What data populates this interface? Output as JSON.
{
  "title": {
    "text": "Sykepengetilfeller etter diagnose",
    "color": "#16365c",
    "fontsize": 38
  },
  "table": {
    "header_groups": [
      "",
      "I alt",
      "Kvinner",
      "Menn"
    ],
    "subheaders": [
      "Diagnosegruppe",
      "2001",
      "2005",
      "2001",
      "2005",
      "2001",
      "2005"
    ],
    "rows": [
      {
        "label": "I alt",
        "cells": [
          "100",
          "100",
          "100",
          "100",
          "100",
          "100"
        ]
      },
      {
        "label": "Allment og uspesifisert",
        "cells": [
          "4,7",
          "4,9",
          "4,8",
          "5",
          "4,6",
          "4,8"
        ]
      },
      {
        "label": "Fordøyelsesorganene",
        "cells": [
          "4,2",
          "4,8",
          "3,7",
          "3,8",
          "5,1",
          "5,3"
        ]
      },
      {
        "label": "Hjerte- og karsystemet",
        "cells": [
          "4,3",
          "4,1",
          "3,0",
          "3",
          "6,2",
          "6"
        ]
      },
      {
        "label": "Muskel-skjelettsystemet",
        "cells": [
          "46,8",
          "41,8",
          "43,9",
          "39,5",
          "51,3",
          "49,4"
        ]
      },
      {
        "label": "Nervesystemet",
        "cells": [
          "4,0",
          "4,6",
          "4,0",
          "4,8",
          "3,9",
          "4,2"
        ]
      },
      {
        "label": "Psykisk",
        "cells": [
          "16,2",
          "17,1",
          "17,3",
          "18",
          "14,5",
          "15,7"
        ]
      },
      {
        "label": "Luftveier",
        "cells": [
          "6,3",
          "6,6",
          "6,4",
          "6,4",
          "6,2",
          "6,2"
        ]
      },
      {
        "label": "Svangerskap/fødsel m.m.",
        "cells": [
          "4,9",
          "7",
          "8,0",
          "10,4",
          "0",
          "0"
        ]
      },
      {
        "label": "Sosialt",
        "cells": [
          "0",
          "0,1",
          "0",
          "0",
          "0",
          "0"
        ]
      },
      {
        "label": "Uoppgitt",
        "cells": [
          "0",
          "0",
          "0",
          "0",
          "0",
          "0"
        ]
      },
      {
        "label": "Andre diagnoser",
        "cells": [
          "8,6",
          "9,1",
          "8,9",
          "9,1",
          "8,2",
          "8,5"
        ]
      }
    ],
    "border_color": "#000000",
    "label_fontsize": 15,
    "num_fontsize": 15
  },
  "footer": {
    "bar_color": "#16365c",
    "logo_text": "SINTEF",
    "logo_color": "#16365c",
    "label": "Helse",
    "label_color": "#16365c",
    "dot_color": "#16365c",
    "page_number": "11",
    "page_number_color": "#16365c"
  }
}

- - - -

Copy every record above exactly as it appears.

RESULT BELOW:
What data populates this interface? Output as JSON.
{
  "title": {
    "text": "Sykepengetilfeller etter diagnose",
    "color": "#16365c",
    "fontsize": 38
  },
  "table": {
    "header_groups": [
      "",
      "I alt",
      "Kvinner",
      "Menn"
    ],
    "subheaders": [
      "Diagnosegruppe",
      "2001",
      "2005",
      "2001",
      "2005",
      "2001",
      "2005"
    ],
    "rows": [
      {
        "label": "I alt",
        "cells": [
          "100",
          "100",
          "100",
          "100",
          "100",
          "100"
        ]
      },
      {
        "label": "Allment og uspesifisert",
        "cells": [
          "4,7",
          "4,9",
          "4,8",
          "5",
          "4,6",
          "4,8"
        ]
      },
      {
        "label": "Fordøyelsesorganene",
        "cells": [
          "4,2",
          "4,8",
          "3,7",
          "3,8",
          "5,1",
          "5,3"
        ]
      },
      {
        "label": "Hjerte- og karsystemet",
        "cells": [
          "4,3",
          "4,1",
          "3,0",
          "3",
          "6,2",
          "6"
        ]
      },
      {
        "label": "Muskel-skjelettsystemet",
        "cells": [
          "46,8",
          "41,8",
          "43,9",
          "39,5",
          "51,3",
          "49,4"
        ]
      },
      {
        "label": "Nervesystemet",
        "cells": [
          "4,0",
          "4,6",
          "4,0",
          "4,8",
          "3,9",
          "4,2"
        ]
      },
      {
        "label": "Psykisk",
        "cells": [
          "16,2",
          "17,1",
          "17,3",
          "18",
          "14,5",
          "15,7"
        ]
      },
      {
        "label": "Luftveier",
        "cells": [
          "6,3",
          "6,6",
          "6,4",
          "6,4",
          "6,2",
          "6,2"
        ]
      },
      {
        "label": "Svangerskap/fødsel m.m.",
        "cells": [
          "4,9",
          "7",
          "8,0",
          "10,4",
          "0",
          "0"
        ]
      },
      {
        "label": "Sosialt",
        "cells": [
          "0",
          "0,1",
          "0",
          "0",
          "0",
          "0"
        ]
      },
      {
        "label": "Uoppgitt",
        "cells": [
          "0",
          "0",
          "0",
          "0",
          "0",
          "0"
        ]
      },
      {
        "label": "Andre diagnoser",
        "cells": [
          "8,6",
          "9,1",
          "8,9",
          "9,1",
          "8,2",
          "8,5"
        ]
      }
    ],
    "border_color": "#000000",
    "label_fontsize": 15,
    "num_fontsize": 15
  },
  "footer": {
    "bar_color": "#16365c",
    "logo_text": "SINTEF",
    "logo_color": "#16365c",
    "label": "Helse",
    "label_color": "#16365c",
    "dot_color": "#16365c",
    "page_number": "11",
    "page_number_color": "#16365c"
  }
}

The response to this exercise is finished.